▶ **Goal**: In the listing below, locate the lines that hold "body" and copy them.

──────── Data entries ────────

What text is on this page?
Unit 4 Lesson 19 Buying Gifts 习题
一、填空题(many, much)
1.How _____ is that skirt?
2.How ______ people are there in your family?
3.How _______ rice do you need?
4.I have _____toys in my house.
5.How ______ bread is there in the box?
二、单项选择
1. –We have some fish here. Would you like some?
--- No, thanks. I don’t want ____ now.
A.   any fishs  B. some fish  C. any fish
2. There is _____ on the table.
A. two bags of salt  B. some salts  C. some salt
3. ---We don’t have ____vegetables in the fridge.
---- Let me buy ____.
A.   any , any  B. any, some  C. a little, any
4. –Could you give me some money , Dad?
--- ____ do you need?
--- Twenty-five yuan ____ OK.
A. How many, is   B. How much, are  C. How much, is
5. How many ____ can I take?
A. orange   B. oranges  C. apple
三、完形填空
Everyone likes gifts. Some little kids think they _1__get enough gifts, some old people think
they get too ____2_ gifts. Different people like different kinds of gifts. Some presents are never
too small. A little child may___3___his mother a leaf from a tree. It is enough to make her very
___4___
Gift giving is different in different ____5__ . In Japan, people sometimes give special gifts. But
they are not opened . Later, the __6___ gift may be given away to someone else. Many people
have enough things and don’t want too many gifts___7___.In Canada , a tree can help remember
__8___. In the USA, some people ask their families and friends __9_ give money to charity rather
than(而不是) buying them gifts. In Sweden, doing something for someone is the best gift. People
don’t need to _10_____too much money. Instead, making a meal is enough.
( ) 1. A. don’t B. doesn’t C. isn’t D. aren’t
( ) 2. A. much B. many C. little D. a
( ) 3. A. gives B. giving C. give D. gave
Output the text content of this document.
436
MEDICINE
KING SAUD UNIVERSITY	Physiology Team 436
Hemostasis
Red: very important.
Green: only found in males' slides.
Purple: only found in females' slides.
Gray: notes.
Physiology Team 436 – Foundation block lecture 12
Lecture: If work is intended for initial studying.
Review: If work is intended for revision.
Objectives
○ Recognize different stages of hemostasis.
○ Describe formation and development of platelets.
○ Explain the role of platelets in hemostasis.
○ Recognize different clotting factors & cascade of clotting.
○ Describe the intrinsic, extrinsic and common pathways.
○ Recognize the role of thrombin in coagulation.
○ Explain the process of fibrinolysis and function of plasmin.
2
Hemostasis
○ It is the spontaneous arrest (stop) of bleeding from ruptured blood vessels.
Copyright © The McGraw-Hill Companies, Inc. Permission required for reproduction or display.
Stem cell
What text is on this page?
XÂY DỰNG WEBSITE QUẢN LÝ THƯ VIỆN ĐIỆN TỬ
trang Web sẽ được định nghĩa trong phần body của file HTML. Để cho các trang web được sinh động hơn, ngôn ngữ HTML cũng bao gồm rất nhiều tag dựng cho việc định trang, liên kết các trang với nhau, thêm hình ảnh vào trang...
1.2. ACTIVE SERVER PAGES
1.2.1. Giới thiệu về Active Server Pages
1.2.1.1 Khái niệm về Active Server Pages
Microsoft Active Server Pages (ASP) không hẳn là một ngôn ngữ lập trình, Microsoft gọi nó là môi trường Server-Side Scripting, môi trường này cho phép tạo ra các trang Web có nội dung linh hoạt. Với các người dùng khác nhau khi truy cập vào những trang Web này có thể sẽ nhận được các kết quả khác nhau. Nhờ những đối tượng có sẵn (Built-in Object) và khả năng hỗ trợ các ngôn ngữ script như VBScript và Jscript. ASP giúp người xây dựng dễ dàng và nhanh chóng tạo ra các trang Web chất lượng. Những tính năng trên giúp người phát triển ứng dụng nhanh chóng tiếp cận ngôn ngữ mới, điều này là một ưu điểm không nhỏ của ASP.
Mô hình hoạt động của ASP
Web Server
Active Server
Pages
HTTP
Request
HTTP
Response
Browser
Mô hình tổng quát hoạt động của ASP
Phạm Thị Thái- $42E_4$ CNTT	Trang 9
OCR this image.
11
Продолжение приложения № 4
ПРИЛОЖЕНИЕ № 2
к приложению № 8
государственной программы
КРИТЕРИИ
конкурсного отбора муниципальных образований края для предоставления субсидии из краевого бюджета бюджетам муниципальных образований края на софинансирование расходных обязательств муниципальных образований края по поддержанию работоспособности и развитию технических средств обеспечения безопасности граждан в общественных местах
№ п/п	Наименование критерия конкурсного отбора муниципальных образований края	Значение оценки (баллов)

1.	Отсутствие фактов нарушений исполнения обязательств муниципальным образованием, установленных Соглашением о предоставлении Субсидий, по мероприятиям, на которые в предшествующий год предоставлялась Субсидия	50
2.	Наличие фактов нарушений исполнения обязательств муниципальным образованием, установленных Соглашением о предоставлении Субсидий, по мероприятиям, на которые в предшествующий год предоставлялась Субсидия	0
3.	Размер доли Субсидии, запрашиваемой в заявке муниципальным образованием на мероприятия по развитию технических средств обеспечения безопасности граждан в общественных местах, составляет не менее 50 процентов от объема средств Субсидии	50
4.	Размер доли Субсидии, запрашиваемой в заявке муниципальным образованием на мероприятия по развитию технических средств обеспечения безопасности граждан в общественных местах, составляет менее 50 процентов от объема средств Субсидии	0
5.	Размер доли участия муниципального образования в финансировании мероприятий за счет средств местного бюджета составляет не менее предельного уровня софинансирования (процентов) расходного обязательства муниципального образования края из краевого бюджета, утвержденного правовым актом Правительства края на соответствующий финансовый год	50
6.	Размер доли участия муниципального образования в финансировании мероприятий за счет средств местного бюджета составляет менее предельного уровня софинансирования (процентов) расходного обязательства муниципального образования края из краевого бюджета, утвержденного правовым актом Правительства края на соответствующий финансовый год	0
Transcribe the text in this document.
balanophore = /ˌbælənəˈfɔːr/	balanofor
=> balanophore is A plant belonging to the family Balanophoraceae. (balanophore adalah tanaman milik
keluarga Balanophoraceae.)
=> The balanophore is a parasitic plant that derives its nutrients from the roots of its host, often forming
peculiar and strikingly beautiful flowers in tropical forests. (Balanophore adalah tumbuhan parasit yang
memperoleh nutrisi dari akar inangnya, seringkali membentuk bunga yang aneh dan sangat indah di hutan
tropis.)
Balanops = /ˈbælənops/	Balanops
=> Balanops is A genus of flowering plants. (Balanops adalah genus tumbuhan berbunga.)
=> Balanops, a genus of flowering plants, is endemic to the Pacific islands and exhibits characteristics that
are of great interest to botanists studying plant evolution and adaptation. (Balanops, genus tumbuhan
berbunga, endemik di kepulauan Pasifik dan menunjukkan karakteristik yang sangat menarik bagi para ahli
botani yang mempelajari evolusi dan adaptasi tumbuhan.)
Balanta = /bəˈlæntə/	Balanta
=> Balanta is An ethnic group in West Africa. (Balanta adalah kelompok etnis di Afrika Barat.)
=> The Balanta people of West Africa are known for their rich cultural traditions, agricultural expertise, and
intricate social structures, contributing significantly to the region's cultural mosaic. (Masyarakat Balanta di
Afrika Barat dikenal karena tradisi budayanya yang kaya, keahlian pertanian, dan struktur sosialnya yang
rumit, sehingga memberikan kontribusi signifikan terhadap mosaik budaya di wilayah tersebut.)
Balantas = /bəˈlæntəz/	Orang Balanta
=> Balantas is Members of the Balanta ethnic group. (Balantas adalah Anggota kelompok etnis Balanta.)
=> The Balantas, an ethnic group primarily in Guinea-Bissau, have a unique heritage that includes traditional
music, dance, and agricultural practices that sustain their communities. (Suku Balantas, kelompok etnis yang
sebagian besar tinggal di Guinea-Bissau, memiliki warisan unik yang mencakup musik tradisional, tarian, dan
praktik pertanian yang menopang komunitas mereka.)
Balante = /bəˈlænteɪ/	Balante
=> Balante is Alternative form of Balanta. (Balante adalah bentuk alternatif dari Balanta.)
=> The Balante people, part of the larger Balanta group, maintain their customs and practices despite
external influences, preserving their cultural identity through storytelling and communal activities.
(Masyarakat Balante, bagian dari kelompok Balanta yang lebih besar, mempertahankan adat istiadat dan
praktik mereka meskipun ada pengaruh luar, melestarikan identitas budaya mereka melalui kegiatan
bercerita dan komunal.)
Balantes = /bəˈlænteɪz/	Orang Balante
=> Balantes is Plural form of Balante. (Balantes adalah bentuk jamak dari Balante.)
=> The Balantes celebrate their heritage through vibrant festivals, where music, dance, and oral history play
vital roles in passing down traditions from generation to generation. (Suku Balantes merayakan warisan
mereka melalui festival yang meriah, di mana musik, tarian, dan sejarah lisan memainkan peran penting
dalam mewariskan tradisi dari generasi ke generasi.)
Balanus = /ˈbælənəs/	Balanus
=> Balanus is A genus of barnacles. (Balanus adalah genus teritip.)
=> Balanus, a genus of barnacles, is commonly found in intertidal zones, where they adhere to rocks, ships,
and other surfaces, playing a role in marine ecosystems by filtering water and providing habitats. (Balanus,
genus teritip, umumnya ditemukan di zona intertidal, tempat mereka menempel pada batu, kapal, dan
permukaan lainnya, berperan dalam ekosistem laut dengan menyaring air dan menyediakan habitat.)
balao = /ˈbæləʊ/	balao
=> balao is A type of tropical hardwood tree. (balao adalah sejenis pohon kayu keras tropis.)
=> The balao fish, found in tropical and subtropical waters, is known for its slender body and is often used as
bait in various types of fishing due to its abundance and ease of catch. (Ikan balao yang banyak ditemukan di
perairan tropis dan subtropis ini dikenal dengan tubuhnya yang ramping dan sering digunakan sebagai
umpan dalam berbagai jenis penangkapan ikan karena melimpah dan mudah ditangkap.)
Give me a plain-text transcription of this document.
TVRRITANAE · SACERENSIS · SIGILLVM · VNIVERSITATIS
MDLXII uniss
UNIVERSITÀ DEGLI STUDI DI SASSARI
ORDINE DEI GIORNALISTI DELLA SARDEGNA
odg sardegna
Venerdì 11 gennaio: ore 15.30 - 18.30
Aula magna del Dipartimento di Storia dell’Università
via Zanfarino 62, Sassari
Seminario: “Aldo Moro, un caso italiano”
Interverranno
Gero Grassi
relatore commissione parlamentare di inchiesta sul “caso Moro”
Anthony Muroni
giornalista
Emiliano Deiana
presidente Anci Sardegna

────────

▶ **Complete answer**:
trang Web sẽ được định nghĩa trong phần body của file HTML. Để cho các trang web được sinh động hơn, ngôn ngữ HTML cũng bao gồm rất nhiều tag dựng cho việc định trang, liên kết các trang với nhau, thêm hình ảnh vào trang...
=> The balao fish, found in tropical and subtropical waters, is known for its slender body and is often used as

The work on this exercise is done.